• _Prompt_: Pick out each line below that contains the word "pixel", and copy those lines.
== Data in this exercise ==
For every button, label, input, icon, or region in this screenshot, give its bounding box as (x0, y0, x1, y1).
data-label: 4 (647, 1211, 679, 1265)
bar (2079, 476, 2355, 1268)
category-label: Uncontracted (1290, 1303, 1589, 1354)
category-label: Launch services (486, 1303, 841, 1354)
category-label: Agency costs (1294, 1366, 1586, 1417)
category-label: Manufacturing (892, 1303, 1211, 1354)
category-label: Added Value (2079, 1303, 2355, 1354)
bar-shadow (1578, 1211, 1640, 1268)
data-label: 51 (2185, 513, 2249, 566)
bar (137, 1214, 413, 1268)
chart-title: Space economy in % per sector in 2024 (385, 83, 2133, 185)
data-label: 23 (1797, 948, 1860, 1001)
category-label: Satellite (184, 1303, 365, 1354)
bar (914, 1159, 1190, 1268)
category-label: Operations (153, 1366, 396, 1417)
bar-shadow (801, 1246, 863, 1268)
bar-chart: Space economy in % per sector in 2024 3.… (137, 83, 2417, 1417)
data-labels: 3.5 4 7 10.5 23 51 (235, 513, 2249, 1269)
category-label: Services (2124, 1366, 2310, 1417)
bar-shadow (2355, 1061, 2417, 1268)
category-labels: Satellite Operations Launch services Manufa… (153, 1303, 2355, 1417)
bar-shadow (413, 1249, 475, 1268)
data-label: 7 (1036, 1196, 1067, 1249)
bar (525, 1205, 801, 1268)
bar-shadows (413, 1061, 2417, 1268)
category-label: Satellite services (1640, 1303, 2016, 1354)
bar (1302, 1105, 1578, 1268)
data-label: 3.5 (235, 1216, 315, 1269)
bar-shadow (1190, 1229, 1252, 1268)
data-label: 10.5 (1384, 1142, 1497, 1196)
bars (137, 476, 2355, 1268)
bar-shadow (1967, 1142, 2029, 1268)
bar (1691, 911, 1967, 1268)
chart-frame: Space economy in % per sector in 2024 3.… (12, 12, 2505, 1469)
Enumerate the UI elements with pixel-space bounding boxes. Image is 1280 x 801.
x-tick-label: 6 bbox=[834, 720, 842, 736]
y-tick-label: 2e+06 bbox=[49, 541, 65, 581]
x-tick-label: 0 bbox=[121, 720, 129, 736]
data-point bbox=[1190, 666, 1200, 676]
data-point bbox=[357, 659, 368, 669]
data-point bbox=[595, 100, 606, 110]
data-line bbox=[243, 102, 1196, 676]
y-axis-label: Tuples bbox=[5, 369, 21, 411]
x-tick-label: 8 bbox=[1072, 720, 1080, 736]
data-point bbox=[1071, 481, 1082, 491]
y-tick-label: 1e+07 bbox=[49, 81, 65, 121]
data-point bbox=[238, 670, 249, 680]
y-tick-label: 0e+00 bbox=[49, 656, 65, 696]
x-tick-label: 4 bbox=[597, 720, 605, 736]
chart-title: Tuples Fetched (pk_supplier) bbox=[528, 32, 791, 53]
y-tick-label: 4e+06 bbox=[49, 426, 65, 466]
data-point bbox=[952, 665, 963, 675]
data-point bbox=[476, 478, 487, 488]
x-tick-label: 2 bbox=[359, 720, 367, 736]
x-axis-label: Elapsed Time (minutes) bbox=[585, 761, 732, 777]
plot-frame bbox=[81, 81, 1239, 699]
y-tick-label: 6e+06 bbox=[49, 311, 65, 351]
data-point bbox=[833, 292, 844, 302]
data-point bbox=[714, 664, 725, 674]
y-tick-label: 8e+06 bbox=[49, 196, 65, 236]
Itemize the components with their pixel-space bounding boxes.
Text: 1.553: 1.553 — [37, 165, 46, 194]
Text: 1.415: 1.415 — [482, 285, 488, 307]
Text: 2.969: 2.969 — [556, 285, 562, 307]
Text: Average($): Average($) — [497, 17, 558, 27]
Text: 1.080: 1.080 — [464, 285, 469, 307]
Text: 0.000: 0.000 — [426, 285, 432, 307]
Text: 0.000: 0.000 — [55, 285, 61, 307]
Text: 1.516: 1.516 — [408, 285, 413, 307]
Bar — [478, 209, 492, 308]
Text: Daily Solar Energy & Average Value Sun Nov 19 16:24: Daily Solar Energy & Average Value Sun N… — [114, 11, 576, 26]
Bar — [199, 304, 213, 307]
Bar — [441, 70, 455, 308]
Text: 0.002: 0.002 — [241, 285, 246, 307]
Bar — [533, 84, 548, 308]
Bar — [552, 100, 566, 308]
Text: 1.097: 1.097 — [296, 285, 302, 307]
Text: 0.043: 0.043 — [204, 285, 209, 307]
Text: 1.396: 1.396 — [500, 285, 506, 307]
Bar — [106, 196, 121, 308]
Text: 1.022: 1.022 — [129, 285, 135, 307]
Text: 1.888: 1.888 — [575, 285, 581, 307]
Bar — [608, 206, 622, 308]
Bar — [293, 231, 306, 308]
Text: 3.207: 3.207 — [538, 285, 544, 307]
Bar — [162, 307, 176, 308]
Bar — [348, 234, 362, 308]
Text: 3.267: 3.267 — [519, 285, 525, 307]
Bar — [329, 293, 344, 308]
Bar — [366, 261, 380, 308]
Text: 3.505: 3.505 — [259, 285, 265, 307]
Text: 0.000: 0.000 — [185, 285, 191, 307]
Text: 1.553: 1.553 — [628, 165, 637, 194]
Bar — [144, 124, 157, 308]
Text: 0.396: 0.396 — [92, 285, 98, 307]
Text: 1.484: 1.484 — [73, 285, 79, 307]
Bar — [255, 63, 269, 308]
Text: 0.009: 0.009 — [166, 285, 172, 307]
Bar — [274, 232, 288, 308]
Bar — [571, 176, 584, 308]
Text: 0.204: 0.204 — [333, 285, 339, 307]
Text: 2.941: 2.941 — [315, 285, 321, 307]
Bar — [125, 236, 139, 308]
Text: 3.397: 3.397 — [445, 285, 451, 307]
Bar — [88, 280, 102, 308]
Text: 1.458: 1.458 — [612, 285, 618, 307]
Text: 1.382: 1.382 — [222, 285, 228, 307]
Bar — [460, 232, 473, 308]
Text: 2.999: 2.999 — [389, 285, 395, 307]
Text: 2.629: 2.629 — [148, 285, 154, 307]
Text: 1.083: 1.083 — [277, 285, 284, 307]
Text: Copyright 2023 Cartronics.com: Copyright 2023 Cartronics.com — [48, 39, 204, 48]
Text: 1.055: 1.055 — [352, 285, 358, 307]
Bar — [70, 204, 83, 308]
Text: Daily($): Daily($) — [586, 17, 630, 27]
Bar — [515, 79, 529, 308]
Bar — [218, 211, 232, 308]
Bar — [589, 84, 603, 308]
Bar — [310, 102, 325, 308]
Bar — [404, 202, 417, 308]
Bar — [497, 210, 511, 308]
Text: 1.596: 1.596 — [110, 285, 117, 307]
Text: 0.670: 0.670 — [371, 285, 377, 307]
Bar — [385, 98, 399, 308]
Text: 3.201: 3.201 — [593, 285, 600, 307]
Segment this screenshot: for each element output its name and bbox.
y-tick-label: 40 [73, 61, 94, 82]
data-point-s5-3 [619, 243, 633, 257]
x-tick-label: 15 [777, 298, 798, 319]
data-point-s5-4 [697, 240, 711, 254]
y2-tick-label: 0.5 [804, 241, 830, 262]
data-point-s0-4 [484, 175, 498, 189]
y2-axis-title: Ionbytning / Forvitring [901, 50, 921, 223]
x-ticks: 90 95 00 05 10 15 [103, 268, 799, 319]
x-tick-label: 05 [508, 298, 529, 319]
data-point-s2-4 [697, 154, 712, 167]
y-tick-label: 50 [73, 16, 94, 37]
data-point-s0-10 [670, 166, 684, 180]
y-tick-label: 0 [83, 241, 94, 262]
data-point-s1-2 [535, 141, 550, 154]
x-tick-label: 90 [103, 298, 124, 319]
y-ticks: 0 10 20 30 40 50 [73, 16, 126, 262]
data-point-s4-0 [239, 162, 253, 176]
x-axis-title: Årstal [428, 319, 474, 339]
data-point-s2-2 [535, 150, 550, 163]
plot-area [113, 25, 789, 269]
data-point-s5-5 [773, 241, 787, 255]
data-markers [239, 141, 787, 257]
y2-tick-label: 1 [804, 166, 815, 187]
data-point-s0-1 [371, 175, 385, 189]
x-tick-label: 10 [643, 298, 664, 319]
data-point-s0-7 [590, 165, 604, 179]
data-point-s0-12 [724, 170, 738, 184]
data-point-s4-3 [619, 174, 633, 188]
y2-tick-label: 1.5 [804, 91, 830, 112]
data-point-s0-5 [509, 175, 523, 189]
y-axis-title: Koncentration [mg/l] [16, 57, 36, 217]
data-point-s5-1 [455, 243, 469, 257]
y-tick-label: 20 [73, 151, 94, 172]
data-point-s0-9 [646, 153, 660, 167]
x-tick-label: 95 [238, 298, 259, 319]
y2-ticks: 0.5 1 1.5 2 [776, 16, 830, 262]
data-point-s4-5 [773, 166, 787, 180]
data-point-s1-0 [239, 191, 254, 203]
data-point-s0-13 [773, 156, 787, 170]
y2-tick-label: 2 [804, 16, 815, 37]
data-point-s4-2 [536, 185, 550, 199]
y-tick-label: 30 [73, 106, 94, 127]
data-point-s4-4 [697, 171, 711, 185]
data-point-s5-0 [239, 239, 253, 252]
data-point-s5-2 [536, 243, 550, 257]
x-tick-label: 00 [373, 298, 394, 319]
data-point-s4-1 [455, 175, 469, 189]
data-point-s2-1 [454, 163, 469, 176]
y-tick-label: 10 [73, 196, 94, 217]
===
• _Full solution_:
Enumerate the UI elements with pixel-space bounding boxes. Image is 1280 x 801.
Itemize the components with their pixel-space bounding boxes.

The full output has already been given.